--- BEGIN DATA SUPPLIED ---

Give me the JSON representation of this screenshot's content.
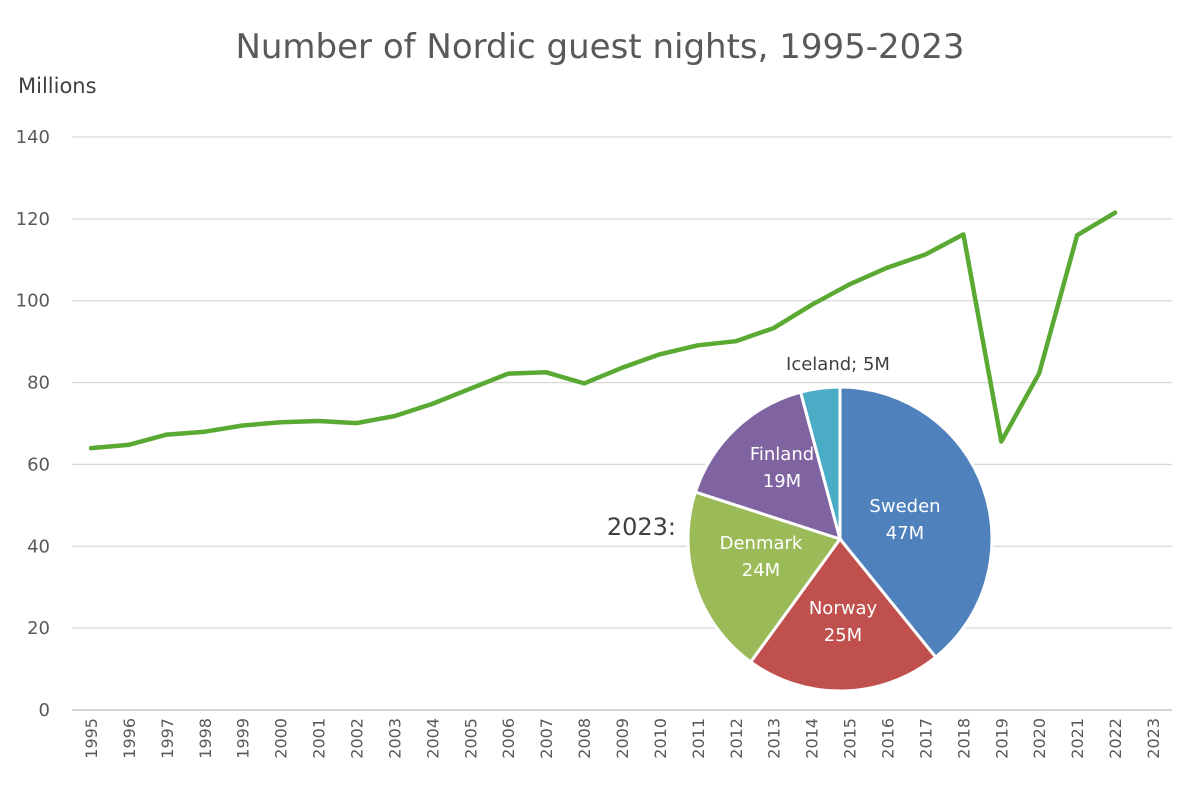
{
  "chart_data": [
    {
      "type": "line",
      "title": "Number of Nordic guest nights, 1995-2023",
      "ylabel": "Millions",
      "xlabel": "",
      "ylim": [
        0,
        140
      ],
      "yticks": [
        0,
        20,
        40,
        60,
        80,
        100,
        120,
        140
      ],
      "grid": true,
      "categories": [
        "1995",
        "1996",
        "1997",
        "1998",
        "1999",
        "2000",
        "2001",
        "2002",
        "2003",
        "2004",
        "2005",
        "2006",
        "2007",
        "2008",
        "2009",
        "2010",
        "2011",
        "2012",
        "2013",
        "2014",
        "2015",
        "2016",
        "2017",
        "2018",
        "2019",
        "2020",
        "2021",
        "2022",
        "2023"
      ],
      "series": [
        {
          "color": "#5aa933",
          "values": [
            64.0,
            64.8,
            67.3,
            68.0,
            69.5,
            70.3,
            70.6,
            70.1,
            71.8,
            74.8,
            78.5,
            82.2,
            82.5,
            79.8,
            83.6,
            86.9,
            89.1,
            90.1,
            93.3,
            99.0,
            104.0,
            108.1,
            111.3,
            116.2,
            65.6,
            82.3,
            116.0,
            121.5,
            null
          ]
        }
      ]
    },
    {
      "type": "pie",
      "inset_label": "2023:",
      "slices": [
        {
          "name": "Sweden",
          "value": 47,
          "label_line1": "Sweden",
          "label_line2": "47M",
          "color": "#4f81bd"
        },
        {
          "name": "Norway",
          "value": 25,
          "label_line1": "Norway",
          "label_line2": "25M",
          "color": "#c0504d"
        },
        {
          "name": "Denmark",
          "value": 24,
          "label_line1": "Denmark",
          "label_line2": "24M",
          "color": "#9bbb59"
        },
        {
          "name": "Finland",
          "value": 19,
          "label_line1": "Finland",
          "label_line2": "19M",
          "color": "#8064a2"
        },
        {
          "name": "Iceland",
          "value": 5,
          "label_line1": "Iceland; 5M",
          "label_line2": "",
          "color": "#4bacc6"
        }
      ]
    }
  ]
}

--- END DATA SUPPLIED ---

Using the listing above, pick out each line that contains the word "color", then copy it.

EXPECTED ANSWER:
          "color": "#5aa933",
          "color": "#4f81bd"
          "color": "#c0504d"
          "color": "#9bbb59"
          "color": "#8064a2"
          "color": "#4bacc6"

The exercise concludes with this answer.